- Challenge -
Count how many lines mention the word "question". Write that number alone.

- Excerpted records -

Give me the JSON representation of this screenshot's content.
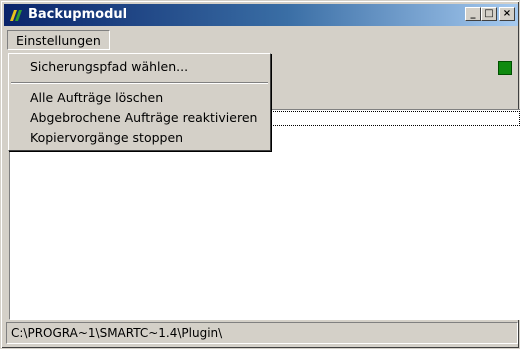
{
  "window": {
    "title": "Backupmodul",
    "icon": "backup-app-icon",
    "controls": {
      "minimize": "_",
      "maximize": "□",
      "close": "×"
    }
  },
  "menubar": {
    "settings_label": "Einstellungen"
  },
  "menu": {
    "choose_backup_path": "Sicherungspfad wählen...",
    "delete_all_jobs": "Alle Aufträge löschen",
    "reactivate_aborted": "Abgebrochene Aufträge reaktivieren",
    "stop_copy": "Kopiervorgänge stoppen"
  },
  "status_indicator": {
    "color": "#0f8a0f"
  },
  "statusbar": {
    "path": "C:\\PROGRA~1\\SMARTC~1.4\\Plugin\\"
  }
}
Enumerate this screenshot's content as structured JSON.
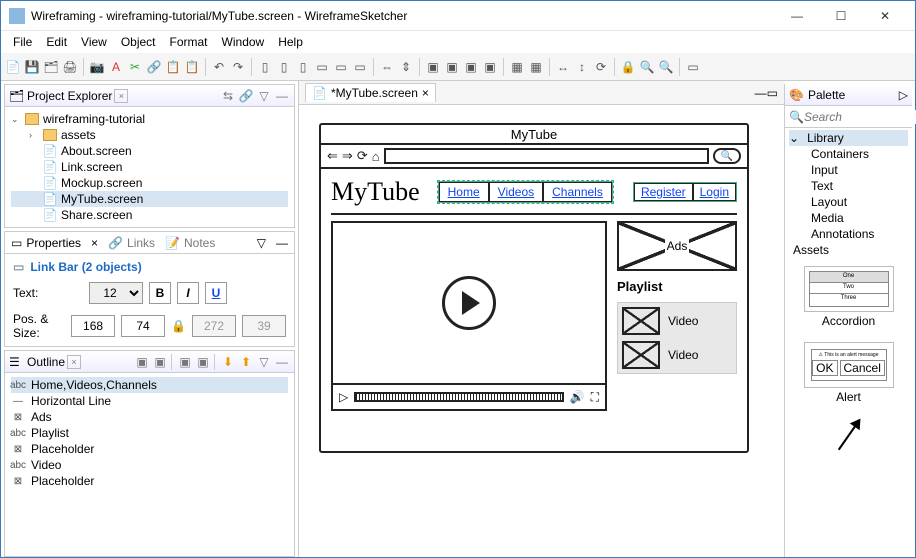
{
  "window": {
    "title": "Wireframing - wireframing-tutorial/MyTube.screen - WireframeSketcher"
  },
  "menu": [
    "File",
    "Edit",
    "View",
    "Object",
    "Format",
    "Window",
    "Help"
  ],
  "explorer": {
    "title": "Project Explorer",
    "root": "wireframing-tutorial",
    "folder": "assets",
    "files": [
      "About.screen",
      "Link.screen",
      "Mockup.screen",
      "MyTube.screen",
      "Share.screen"
    ]
  },
  "props": {
    "tabs": {
      "properties": "Properties",
      "links": "Links",
      "notes": "Notes"
    },
    "selection": "Link Bar (2 objects)",
    "text_label": "Text:",
    "font_size": "12",
    "pos_label": "Pos. & Size:",
    "x": "168",
    "y": "74",
    "w": "272",
    "h": "39"
  },
  "outline": {
    "title": "Outline",
    "items": [
      {
        "icon": "abc",
        "label": "Home,Videos,Channels",
        "sel": true
      },
      {
        "icon": "—",
        "label": "Horizontal Line"
      },
      {
        "icon": "⊠",
        "label": "Ads"
      },
      {
        "icon": "abc",
        "label": "Playlist"
      },
      {
        "icon": "⊠",
        "label": "Placeholder"
      },
      {
        "icon": "abc",
        "label": "Video"
      },
      {
        "icon": "⊠",
        "label": "Placeholder"
      }
    ]
  },
  "editor": {
    "tab": "*MyTube.screen"
  },
  "wireframe": {
    "browser_title": "MyTube",
    "logo": "MyTube",
    "nav": [
      "Home",
      "Videos",
      "Channels"
    ],
    "auth": [
      "Register",
      "Login"
    ],
    "ads": "Ads",
    "playlist_title": "Playlist",
    "video_label": "Video"
  },
  "palette": {
    "title": "Palette",
    "search_placeholder": "Search",
    "library": "Library",
    "cats": [
      "Containers",
      "Input",
      "Text",
      "Layout",
      "Media",
      "Annotations"
    ],
    "assets": "Assets",
    "items": [
      "Accordion",
      "Alert"
    ]
  }
}
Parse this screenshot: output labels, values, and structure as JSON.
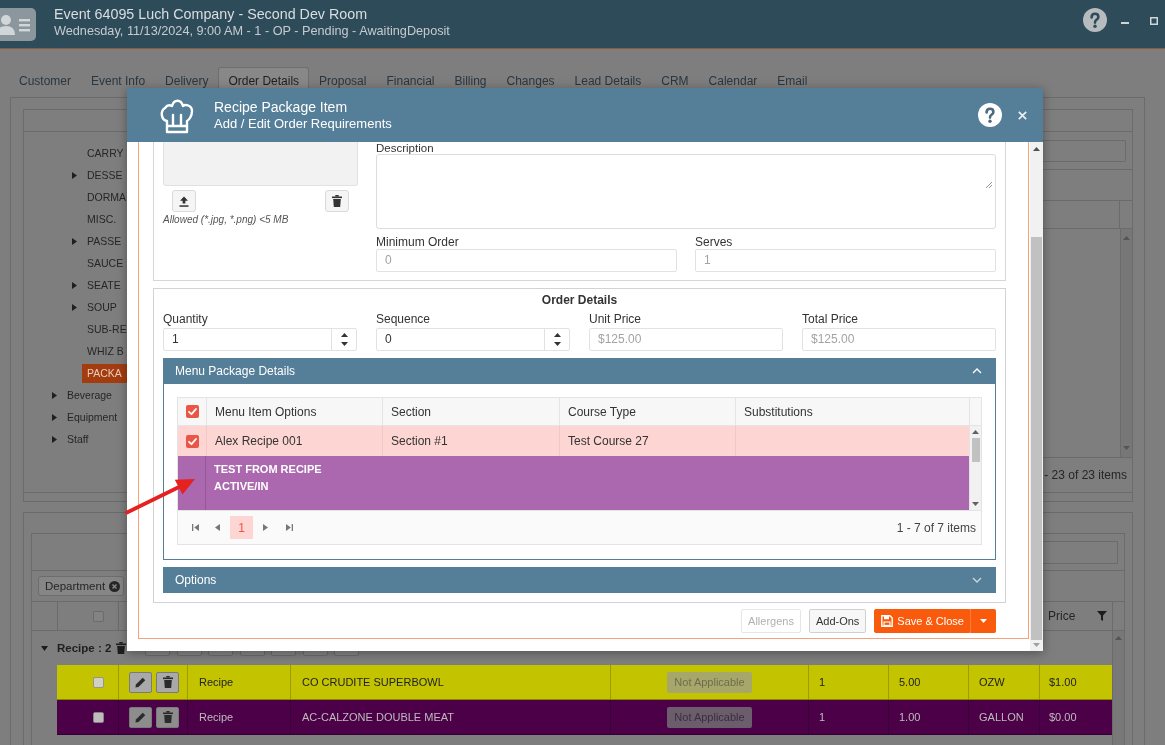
{
  "header": {
    "title": "Event 64095 Luch Company - Second Dev Room",
    "subtitle": "Wednesday, 11/13/2024, 9:00 AM - 1 - OP - Pending - AwaitingDeposit"
  },
  "tabs": [
    {
      "label": "Customer",
      "selected": false
    },
    {
      "label": "Event Info",
      "selected": false
    },
    {
      "label": "Delivery",
      "selected": false
    },
    {
      "label": "Order Details",
      "selected": true
    },
    {
      "label": "Proposal",
      "selected": false
    },
    {
      "label": "Financial",
      "selected": false
    },
    {
      "label": "Billing",
      "selected": false
    },
    {
      "label": "Changes",
      "selected": false
    },
    {
      "label": "Lead Details",
      "selected": false
    },
    {
      "label": "CRM",
      "selected": false
    },
    {
      "label": "Calendar",
      "selected": false
    },
    {
      "label": "Email",
      "selected": false
    }
  ],
  "tree": [
    {
      "children": [
        {
          "label": "CARRY",
          "kind": "leaf",
          "selected": false
        },
        {
          "label": "DESSE",
          "kind": "branch",
          "expanded": false,
          "selected": false
        },
        {
          "label": "DORMA",
          "kind": "leaf",
          "selected": false
        },
        {
          "label": "MISC.",
          "kind": "leaf",
          "selected": false
        },
        {
          "label": "PASSE",
          "kind": "branch",
          "expanded": false,
          "selected": false
        },
        {
          "label": "SAUCE",
          "kind": "leaf",
          "selected": false
        },
        {
          "label": "SEATE",
          "kind": "branch",
          "expanded": false,
          "selected": false
        },
        {
          "label": "SOUP",
          "kind": "branch",
          "expanded": false,
          "selected": false
        },
        {
          "label": "SUB-RE",
          "kind": "leaf",
          "selected": false
        },
        {
          "label": "WHIZ B",
          "kind": "leaf",
          "selected": false
        },
        {
          "label": "PACKA",
          "kind": "leaf",
          "selected": true
        }
      ]
    },
    {
      "label": "Beverage",
      "kind": "branch",
      "expanded": false,
      "selected": false
    },
    {
      "label": "Equipment",
      "kind": "branch",
      "expanded": false,
      "selected": false
    },
    {
      "label": "Staff",
      "kind": "branch",
      "expanded": false,
      "selected": false
    }
  ],
  "item_list": {
    "summary": "- 23 of 23 items"
  },
  "order_grid": {
    "filters": [
      {
        "label": "Department"
      }
    ],
    "header_checked": false,
    "last_column_header": "Price",
    "group": {
      "label": "Recipe : 2",
      "expanded": true
    },
    "rows": [
      {
        "color": "#c3c300",
        "checked": false,
        "cells": [
          "Recipe",
          "CO CRUDITE SUPERBOWL",
          "Not Applicable",
          "1",
          "5.00",
          "OZW",
          "$1.00"
        ]
      },
      {
        "color": "#4b0047",
        "checked": false,
        "cells": [
          "Recipe",
          "AC-CALZONE DOUBLE MEAT",
          "Not Applicable",
          "1",
          "1.00",
          "GALLON",
          "$0.00"
        ]
      }
    ]
  },
  "dialog": {
    "title": "Recipe Package Item",
    "subtitle": "Add / Edit Order Requirements",
    "image": {
      "hint": "Allowed (*.jpg, *.png) <5 MB"
    },
    "description": {
      "label": "Description"
    },
    "fields": [
      {
        "label": "Minimum Order",
        "value": "0",
        "disabled": true
      },
      {
        "label": "Serves",
        "value": "1",
        "disabled": true
      }
    ],
    "order_details": {
      "title": "Order Details",
      "fields": [
        {
          "label": "Quantity",
          "value": "1",
          "kind": "spinner",
          "disabled": false
        },
        {
          "label": "Sequence",
          "value": "0",
          "kind": "spinner",
          "disabled": false
        },
        {
          "label": "Unit Price",
          "value": "$125.00",
          "kind": "text",
          "disabled": true
        },
        {
          "label": "Total Price",
          "value": "$125.00",
          "kind": "text",
          "disabled": true
        }
      ]
    },
    "menu_package": {
      "title": "Menu Package Details",
      "expanded": true,
      "header_checked": true,
      "columns": [
        "Menu Item Options",
        "Section",
        "Course Type",
        "Substitutions"
      ],
      "rows": [
        {
          "kind": "item",
          "checked": true,
          "selected": true,
          "cells": [
            "Alex Recipe 001",
            "Section #1",
            "Test Course 27"
          ]
        },
        {
          "kind": "note",
          "selected": false,
          "color": "#ab68ae",
          "lines": [
            "TEST FROM RECIPE",
            "ACTIVE/IN"
          ]
        }
      ],
      "pages": [
        {
          "label": "1",
          "selected": true
        }
      ],
      "summary": "1 - 7 of 7 items"
    },
    "options": {
      "title": "Options",
      "expanded": false
    },
    "buttons": [
      {
        "label": "Allergens",
        "kind": "default",
        "disabled": true
      },
      {
        "label": "Add-Ons",
        "kind": "default",
        "disabled": false
      },
      {
        "label": "Save & Close",
        "kind": "primary",
        "disabled": false
      }
    ]
  }
}
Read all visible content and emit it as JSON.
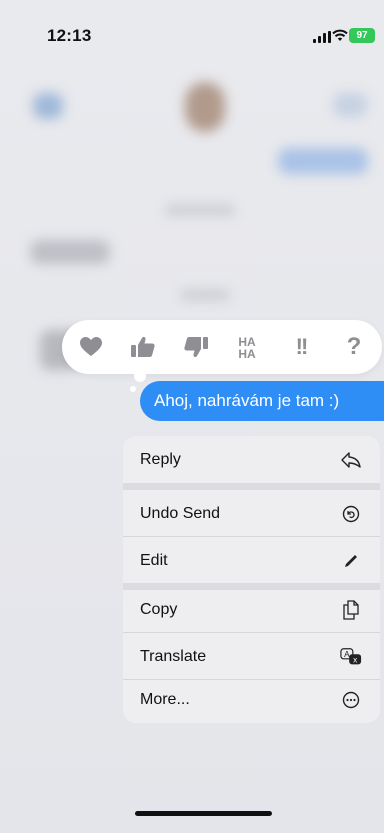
{
  "status_bar": {
    "time": "12:13",
    "battery": "97"
  },
  "reactions": [
    {
      "name": "heart-reaction",
      "icon": "heart-icon"
    },
    {
      "name": "thumbs-up-reaction",
      "icon": "thumbs-up-icon"
    },
    {
      "name": "thumbs-down-reaction",
      "icon": "thumbs-down-icon"
    },
    {
      "name": "haha-reaction",
      "icon": "haha-icon",
      "text": "HA HA"
    },
    {
      "name": "exclamation-reaction",
      "icon": "double-exclamation-icon",
      "text": "!!"
    },
    {
      "name": "question-reaction",
      "icon": "question-icon",
      "text": "?"
    }
  ],
  "message": {
    "text": "Ahoj, nahrávám je tam :)"
  },
  "menu": {
    "items": [
      {
        "label": "Reply",
        "icon": "reply-icon"
      },
      {
        "label": "Undo Send",
        "icon": "undo-icon"
      },
      {
        "label": "Edit",
        "icon": "pencil-icon"
      },
      {
        "label": "Copy",
        "icon": "copy-icon"
      },
      {
        "label": "Translate",
        "icon": "translate-icon"
      },
      {
        "label": "More...",
        "icon": "more-icon"
      }
    ]
  },
  "colors": {
    "accent": "#2f8ef5",
    "battery": "#34c759",
    "reaction_icon": "#8e8e93"
  }
}
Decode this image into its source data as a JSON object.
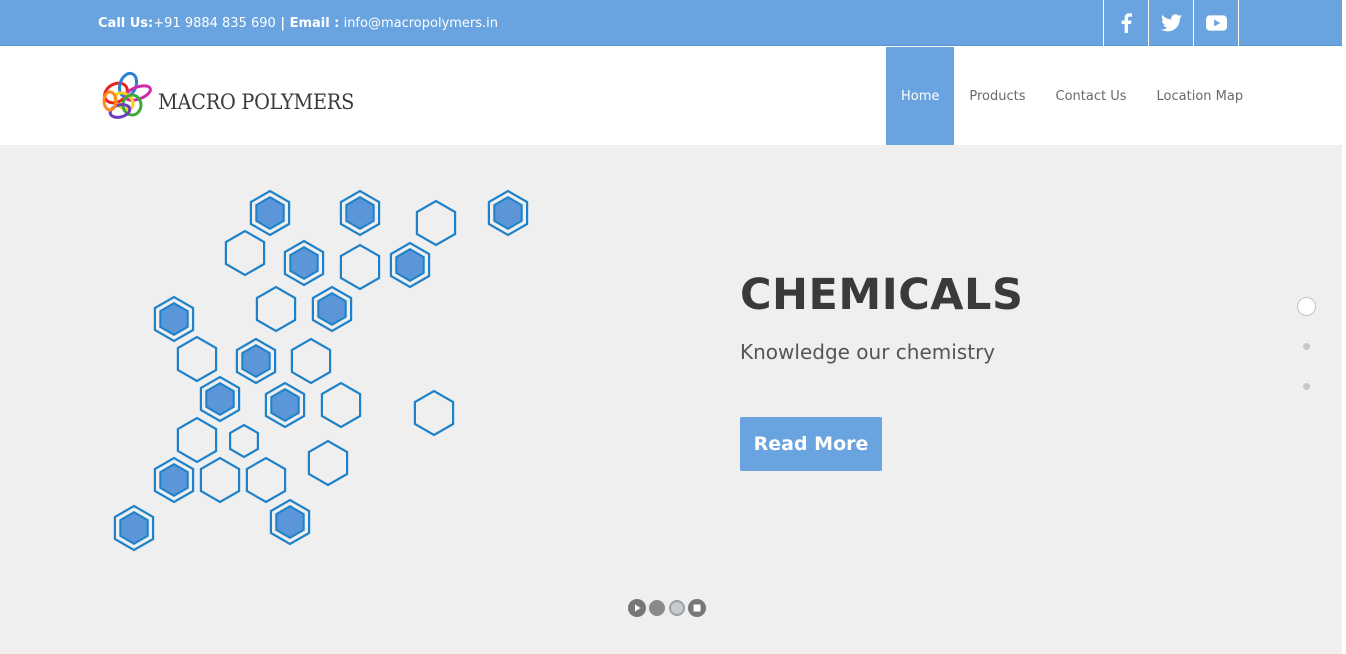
{
  "topbar": {
    "call_label": "Call Us:",
    "phone": "+91 9884 835 690",
    "separator": " | ",
    "email_label": "Email :",
    "email": " info@macropolymers.in",
    "social": [
      "facebook-icon",
      "twitter-icon",
      "youtube-icon"
    ]
  },
  "header": {
    "logo_text": "MACRO POLYMERS",
    "nav": [
      {
        "label": "Home",
        "active": true
      },
      {
        "label": "Products"
      },
      {
        "label": "Contact Us"
      },
      {
        "label": "Location Map"
      }
    ]
  },
  "hero": {
    "title": "CHEMICALS",
    "subtitle": "Knowledge our chemistry",
    "button": "Read More",
    "slides": 3,
    "active_slide": 1
  },
  "colors": {
    "accent": "#69a4e0",
    "hex_stroke": "#1f82c8",
    "hex_fill": "#5b97d8",
    "hero_bg": "#efefef"
  }
}
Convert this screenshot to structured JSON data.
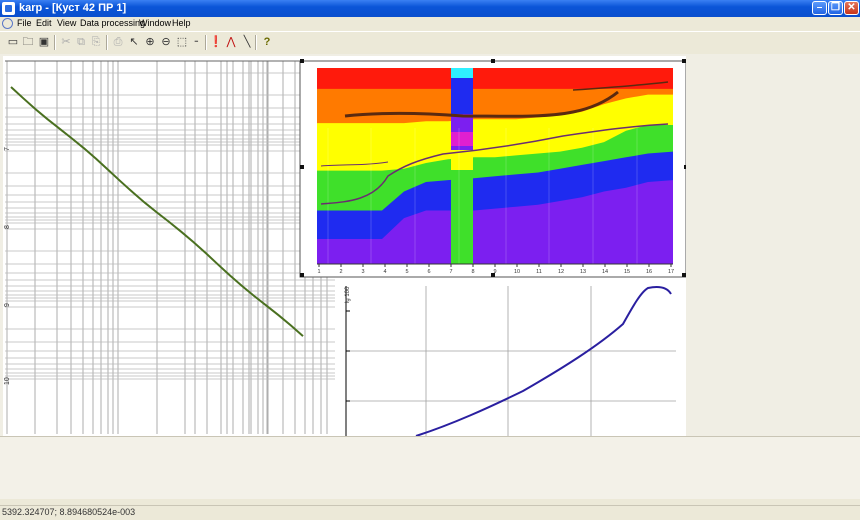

- Written reply -
2